● **WHAT TO DO**
Give the number of lines that include the word "devices", nothing more.

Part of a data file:
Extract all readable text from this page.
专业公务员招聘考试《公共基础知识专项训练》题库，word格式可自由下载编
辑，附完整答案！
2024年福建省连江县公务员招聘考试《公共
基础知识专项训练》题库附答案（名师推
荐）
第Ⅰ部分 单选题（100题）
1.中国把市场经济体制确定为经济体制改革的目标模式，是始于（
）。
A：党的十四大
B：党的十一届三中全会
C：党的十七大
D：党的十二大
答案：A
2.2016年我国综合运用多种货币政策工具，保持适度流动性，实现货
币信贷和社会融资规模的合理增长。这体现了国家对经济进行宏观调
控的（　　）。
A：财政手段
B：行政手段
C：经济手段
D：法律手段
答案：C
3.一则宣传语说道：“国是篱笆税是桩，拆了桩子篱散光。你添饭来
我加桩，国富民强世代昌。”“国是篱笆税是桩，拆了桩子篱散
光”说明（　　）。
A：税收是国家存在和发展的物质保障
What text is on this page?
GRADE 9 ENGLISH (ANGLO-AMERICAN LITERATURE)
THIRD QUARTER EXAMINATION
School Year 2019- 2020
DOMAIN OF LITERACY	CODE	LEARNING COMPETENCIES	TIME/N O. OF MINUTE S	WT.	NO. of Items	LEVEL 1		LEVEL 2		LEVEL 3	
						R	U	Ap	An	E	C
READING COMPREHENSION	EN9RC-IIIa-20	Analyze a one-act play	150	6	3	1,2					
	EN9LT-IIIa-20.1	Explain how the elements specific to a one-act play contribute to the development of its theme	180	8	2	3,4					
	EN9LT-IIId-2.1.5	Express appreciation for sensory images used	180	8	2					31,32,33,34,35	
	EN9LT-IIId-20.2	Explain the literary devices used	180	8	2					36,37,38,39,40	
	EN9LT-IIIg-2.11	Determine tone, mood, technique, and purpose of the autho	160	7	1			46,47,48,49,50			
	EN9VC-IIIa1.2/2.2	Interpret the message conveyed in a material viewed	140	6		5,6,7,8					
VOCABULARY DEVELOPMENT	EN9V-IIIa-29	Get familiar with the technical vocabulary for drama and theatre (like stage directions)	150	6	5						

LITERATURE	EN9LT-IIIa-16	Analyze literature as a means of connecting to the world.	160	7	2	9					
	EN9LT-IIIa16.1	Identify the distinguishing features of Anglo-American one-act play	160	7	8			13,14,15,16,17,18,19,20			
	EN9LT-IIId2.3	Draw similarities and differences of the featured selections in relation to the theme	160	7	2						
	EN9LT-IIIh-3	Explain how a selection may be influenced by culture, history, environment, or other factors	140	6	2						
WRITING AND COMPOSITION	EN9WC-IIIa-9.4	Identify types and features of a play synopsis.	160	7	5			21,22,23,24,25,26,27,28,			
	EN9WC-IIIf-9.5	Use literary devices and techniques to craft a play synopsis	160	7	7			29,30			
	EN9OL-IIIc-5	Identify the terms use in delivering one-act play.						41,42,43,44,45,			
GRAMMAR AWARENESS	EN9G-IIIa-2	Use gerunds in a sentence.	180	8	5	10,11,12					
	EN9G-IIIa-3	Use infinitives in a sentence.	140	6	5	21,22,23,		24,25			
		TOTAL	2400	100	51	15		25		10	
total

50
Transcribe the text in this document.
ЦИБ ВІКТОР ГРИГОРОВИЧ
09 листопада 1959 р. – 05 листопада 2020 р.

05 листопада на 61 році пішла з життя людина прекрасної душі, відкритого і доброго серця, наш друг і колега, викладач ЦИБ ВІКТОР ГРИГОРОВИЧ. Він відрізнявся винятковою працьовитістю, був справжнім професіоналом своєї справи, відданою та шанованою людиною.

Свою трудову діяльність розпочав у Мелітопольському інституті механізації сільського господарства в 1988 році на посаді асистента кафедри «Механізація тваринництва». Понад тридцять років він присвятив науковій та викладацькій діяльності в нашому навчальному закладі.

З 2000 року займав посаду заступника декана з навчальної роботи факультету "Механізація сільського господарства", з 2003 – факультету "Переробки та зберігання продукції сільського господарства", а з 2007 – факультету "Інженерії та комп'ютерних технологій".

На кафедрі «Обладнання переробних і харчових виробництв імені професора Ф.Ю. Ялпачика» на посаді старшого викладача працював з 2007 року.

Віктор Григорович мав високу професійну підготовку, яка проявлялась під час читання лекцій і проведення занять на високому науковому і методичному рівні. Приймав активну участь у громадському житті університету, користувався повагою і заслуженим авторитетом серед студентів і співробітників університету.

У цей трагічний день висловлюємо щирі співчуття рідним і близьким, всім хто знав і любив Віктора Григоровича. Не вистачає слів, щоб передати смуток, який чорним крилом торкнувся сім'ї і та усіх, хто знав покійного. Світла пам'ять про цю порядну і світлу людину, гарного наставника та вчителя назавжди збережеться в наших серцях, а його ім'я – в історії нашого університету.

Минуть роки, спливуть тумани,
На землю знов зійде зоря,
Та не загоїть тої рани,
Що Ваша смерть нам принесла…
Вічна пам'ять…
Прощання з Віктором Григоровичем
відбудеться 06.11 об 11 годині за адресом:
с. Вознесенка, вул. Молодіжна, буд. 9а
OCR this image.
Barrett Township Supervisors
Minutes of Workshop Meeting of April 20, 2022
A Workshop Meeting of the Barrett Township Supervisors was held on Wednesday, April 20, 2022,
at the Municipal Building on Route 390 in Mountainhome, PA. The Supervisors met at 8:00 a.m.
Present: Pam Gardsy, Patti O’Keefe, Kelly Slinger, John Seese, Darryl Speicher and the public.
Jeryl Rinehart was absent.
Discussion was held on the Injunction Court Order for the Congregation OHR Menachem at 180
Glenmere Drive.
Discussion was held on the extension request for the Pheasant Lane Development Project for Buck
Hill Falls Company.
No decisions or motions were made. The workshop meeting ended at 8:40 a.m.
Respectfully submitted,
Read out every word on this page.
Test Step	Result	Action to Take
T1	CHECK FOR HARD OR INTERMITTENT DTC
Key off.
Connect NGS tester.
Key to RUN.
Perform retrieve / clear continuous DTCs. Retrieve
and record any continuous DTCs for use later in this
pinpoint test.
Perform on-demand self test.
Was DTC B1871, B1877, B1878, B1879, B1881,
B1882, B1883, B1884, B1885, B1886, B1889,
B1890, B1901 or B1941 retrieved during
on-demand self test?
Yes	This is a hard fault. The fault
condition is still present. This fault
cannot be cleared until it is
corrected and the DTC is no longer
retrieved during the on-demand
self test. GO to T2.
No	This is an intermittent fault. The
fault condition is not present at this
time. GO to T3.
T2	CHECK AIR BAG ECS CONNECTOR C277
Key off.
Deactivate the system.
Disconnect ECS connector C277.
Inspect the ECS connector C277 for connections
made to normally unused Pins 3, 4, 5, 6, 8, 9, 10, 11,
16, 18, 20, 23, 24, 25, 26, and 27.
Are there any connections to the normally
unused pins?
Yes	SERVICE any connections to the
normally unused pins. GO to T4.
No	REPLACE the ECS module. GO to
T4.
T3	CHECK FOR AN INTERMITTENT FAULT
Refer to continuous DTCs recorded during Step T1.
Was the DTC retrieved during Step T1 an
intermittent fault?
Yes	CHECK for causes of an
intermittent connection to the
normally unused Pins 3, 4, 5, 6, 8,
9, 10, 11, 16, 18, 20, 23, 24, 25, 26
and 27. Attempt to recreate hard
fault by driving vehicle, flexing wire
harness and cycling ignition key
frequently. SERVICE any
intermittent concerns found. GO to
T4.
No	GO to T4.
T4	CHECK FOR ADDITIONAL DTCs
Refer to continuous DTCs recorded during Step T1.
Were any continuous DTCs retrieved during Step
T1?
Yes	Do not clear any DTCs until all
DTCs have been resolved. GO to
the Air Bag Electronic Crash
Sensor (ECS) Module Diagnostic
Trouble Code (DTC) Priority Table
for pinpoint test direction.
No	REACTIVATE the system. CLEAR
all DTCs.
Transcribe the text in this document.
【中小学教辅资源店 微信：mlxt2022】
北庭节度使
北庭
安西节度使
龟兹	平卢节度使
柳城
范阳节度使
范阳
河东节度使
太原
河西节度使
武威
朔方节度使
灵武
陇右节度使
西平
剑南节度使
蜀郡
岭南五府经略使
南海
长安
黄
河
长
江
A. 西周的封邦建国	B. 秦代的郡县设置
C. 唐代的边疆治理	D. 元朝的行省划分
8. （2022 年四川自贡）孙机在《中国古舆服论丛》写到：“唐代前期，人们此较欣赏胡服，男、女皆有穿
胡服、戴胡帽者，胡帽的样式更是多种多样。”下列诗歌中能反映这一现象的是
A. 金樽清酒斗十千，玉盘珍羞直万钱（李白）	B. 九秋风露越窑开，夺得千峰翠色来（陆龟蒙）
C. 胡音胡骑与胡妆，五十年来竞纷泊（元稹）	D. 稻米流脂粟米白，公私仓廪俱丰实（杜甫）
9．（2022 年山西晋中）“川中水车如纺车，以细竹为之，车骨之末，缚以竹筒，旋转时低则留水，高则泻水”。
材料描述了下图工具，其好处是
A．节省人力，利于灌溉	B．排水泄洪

● **TASK RESPONSE**
2